## Begin

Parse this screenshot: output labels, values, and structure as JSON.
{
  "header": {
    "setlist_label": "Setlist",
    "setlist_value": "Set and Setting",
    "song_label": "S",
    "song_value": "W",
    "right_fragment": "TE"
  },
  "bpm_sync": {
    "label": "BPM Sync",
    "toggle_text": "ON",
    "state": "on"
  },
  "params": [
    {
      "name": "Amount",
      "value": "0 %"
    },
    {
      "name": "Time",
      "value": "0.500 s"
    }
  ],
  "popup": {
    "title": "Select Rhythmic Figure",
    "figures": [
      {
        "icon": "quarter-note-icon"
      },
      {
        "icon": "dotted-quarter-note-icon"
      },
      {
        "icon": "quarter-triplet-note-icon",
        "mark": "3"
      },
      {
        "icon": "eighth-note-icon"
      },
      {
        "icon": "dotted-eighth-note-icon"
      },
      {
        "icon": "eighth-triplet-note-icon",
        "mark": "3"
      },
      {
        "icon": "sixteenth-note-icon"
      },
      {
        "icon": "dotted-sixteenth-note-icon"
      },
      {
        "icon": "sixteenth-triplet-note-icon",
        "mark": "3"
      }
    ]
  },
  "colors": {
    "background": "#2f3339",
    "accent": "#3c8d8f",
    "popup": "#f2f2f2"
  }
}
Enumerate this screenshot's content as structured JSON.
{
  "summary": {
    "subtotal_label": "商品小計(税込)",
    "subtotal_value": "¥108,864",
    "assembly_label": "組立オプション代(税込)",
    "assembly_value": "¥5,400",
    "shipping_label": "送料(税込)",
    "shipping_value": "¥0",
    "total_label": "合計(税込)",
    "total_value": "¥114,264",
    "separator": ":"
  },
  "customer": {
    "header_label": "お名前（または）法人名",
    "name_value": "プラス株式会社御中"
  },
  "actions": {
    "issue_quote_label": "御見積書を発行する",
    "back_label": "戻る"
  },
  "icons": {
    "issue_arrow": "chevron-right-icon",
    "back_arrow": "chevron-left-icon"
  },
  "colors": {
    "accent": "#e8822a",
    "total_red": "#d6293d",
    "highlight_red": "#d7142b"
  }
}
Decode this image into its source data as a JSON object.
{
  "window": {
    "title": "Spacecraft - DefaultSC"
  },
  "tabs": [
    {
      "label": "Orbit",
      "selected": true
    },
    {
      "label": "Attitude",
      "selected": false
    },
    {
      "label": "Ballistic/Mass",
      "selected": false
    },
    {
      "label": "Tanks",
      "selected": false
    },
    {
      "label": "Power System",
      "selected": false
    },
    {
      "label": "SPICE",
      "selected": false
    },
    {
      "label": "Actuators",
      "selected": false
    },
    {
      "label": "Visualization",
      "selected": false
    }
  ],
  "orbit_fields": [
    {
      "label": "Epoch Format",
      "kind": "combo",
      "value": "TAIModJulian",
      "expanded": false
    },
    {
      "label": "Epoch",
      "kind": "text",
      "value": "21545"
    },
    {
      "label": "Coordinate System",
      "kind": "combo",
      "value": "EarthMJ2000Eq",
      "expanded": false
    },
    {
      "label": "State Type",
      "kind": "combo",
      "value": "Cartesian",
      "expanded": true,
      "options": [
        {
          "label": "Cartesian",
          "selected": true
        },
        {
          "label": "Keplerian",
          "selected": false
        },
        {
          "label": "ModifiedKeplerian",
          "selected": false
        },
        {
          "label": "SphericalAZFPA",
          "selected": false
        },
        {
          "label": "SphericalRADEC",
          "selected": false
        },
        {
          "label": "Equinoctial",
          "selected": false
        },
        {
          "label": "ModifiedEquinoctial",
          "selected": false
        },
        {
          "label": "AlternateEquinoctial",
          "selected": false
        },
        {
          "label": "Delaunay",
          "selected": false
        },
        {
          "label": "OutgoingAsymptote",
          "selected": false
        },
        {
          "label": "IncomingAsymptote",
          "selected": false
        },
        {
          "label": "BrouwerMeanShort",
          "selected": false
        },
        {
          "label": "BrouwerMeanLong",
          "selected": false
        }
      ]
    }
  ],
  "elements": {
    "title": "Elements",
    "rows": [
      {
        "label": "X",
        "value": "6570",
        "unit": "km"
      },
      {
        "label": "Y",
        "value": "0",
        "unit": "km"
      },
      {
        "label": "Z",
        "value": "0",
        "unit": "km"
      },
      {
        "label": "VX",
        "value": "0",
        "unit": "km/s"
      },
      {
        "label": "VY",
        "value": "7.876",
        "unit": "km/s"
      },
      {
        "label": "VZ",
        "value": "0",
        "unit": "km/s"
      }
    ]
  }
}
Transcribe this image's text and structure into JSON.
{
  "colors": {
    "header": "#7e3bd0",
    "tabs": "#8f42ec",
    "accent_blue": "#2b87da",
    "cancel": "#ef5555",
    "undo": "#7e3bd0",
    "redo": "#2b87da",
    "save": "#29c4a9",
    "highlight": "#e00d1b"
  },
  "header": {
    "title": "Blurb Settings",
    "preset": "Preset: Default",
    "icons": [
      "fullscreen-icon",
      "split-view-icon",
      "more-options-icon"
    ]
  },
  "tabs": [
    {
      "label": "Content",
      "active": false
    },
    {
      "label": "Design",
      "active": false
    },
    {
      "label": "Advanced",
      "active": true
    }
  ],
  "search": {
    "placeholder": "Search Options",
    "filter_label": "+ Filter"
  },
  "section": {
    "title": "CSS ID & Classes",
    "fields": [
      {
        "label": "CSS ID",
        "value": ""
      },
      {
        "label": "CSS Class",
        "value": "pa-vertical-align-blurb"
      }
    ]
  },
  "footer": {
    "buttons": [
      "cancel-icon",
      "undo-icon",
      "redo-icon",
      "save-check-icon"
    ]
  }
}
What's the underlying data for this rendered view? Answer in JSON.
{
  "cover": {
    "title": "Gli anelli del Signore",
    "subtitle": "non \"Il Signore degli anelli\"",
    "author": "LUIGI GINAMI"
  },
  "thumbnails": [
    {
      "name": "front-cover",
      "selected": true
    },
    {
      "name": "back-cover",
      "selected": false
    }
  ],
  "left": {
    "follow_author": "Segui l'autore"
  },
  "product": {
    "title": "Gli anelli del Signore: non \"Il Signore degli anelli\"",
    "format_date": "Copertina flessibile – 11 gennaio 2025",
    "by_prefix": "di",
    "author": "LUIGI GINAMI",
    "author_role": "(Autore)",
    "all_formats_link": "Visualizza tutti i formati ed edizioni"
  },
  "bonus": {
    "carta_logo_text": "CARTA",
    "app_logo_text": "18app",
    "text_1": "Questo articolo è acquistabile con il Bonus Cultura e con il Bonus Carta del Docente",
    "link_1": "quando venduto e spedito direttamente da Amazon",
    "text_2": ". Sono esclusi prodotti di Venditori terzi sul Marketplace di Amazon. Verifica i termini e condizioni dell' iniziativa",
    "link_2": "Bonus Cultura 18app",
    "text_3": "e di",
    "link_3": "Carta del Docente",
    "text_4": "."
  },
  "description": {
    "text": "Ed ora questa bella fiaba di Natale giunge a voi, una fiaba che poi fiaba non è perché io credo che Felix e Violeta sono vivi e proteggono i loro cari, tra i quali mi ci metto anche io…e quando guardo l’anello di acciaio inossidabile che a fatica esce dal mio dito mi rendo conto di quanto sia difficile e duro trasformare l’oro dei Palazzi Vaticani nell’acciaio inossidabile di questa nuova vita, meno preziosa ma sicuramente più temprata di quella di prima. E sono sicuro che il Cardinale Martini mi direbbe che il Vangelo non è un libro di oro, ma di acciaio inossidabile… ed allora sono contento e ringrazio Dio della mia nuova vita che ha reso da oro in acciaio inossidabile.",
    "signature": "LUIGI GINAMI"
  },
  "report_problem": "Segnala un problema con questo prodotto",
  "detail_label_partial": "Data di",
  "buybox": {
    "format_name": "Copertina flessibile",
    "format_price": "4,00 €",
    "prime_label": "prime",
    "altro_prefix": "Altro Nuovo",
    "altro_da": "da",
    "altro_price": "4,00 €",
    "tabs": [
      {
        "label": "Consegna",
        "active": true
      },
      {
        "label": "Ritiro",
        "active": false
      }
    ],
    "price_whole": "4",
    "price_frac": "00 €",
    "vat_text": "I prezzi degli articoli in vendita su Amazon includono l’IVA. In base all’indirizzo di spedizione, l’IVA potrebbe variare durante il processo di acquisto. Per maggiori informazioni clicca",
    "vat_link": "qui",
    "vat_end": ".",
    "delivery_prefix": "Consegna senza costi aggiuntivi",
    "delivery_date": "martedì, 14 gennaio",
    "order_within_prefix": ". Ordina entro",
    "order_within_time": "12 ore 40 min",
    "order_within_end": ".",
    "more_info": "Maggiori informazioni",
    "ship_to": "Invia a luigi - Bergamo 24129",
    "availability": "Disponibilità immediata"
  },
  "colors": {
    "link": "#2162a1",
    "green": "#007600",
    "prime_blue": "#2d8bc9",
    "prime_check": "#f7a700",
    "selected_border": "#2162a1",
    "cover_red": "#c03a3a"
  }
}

## End

### Directive
From the records above, pull out every line containing the word "degli".

### Response
    "subtitle": "non \"Il Signore degli anelli\"",
    "title": "Gli anelli del Signore: non \"Il Signore degli anelli\"",
    "vat_text": "I prezzi degli articoli in vendita su Amazon includono l’IVA. In base all’indirizzo di spedizione, l’IVA potrebbe variare durante il processo di acquisto. Per maggiori informazioni clicca",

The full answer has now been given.